[Data entries for graphics]
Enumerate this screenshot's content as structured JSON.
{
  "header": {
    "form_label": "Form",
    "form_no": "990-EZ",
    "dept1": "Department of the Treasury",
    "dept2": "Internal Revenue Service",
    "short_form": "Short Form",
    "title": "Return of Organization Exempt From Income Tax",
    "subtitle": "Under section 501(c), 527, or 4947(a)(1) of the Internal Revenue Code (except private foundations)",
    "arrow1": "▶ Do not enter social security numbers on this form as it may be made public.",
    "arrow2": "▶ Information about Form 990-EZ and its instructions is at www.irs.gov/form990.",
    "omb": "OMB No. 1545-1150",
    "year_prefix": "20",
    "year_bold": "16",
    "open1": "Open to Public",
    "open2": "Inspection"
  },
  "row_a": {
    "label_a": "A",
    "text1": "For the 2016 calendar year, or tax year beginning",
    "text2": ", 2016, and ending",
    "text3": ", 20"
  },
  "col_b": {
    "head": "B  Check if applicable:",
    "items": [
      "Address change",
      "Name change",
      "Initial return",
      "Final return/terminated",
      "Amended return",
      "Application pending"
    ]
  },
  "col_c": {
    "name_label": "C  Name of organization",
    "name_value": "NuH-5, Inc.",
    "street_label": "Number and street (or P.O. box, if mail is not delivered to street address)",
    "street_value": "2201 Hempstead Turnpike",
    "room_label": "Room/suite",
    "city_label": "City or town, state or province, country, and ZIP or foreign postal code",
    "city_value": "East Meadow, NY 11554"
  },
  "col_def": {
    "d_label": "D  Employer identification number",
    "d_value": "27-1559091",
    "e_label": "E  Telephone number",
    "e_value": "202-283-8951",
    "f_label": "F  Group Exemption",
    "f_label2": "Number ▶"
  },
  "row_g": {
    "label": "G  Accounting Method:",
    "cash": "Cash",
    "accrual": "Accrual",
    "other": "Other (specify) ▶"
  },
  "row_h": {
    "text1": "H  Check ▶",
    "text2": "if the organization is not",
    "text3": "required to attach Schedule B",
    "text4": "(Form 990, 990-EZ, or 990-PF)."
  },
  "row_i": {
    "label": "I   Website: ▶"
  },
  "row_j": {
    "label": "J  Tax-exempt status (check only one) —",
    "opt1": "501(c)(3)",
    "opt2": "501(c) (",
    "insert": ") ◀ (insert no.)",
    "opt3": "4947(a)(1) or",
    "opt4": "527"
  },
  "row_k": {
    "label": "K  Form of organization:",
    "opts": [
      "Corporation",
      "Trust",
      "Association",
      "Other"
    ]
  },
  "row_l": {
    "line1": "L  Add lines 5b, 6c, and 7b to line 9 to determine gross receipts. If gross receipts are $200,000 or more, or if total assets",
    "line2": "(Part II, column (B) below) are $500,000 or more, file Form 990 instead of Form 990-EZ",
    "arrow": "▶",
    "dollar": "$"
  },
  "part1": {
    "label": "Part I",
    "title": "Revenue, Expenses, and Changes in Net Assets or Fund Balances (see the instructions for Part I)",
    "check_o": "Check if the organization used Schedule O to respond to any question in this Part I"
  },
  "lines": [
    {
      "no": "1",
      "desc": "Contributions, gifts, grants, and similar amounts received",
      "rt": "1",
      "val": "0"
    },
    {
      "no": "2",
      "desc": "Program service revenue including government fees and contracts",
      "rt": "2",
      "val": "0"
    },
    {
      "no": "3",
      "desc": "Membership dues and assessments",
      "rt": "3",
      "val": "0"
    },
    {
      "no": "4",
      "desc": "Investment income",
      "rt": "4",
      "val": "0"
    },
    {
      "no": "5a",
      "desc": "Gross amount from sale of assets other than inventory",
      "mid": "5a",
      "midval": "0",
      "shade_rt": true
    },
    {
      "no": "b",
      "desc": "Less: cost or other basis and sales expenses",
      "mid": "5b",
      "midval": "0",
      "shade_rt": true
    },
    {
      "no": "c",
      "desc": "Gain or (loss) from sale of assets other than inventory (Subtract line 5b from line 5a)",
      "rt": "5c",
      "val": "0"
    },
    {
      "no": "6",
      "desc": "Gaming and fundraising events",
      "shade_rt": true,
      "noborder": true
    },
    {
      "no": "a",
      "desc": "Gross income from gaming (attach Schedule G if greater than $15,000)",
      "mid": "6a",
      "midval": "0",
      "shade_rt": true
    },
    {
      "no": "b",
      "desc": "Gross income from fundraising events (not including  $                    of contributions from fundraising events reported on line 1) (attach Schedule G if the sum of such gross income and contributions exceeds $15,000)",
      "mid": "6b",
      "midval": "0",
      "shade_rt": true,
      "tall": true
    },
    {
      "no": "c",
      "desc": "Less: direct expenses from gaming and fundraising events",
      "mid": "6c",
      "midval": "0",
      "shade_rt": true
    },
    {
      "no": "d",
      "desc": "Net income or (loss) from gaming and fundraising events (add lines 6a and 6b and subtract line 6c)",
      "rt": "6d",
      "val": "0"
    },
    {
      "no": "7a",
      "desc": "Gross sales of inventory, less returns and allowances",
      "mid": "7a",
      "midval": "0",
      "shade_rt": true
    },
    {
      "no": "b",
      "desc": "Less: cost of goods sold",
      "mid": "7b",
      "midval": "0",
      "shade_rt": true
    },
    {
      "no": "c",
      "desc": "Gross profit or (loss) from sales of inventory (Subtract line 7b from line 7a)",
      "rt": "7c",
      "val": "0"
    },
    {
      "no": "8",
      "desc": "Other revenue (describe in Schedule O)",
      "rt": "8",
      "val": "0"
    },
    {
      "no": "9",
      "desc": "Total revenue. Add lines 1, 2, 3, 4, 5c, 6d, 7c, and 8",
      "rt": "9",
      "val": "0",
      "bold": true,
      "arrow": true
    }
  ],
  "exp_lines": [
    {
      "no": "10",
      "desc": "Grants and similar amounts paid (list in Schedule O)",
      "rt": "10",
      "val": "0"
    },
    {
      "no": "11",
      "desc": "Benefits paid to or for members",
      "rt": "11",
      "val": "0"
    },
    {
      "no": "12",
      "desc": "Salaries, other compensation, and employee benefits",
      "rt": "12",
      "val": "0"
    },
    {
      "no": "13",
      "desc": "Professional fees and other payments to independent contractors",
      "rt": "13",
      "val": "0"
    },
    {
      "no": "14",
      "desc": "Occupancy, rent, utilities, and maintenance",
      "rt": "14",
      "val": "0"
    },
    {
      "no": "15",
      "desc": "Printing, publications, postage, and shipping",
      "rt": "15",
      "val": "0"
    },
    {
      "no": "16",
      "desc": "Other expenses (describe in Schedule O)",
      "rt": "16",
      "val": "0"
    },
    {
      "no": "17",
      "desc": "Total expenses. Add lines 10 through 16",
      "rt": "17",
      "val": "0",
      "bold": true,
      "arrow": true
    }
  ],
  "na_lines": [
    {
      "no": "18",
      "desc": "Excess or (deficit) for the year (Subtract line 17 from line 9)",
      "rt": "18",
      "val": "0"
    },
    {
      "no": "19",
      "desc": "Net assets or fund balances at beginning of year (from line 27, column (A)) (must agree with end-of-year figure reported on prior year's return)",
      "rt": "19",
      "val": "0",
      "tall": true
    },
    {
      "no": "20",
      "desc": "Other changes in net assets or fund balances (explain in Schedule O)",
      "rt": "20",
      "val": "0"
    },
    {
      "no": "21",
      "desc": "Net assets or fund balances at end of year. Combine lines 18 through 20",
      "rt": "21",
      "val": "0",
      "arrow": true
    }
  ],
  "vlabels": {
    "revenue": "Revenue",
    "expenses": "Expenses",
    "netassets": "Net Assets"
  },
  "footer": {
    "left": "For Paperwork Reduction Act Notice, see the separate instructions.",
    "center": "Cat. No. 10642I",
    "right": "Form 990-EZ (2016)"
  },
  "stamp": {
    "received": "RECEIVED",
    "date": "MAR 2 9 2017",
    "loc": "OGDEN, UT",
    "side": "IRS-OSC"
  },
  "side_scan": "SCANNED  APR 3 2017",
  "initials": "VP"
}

TASK TO COMPLETE:
Pick every line with "this" in it and copy it.

COMPLETED TASK:
Enumerate this screenshot's content as structured JSON.
    "arrow1": "▶ Do not enter social security numbers on this form as it may be made public.",
    "check_o": "Check if the organization used Schedule O to respond to any question in this Part I"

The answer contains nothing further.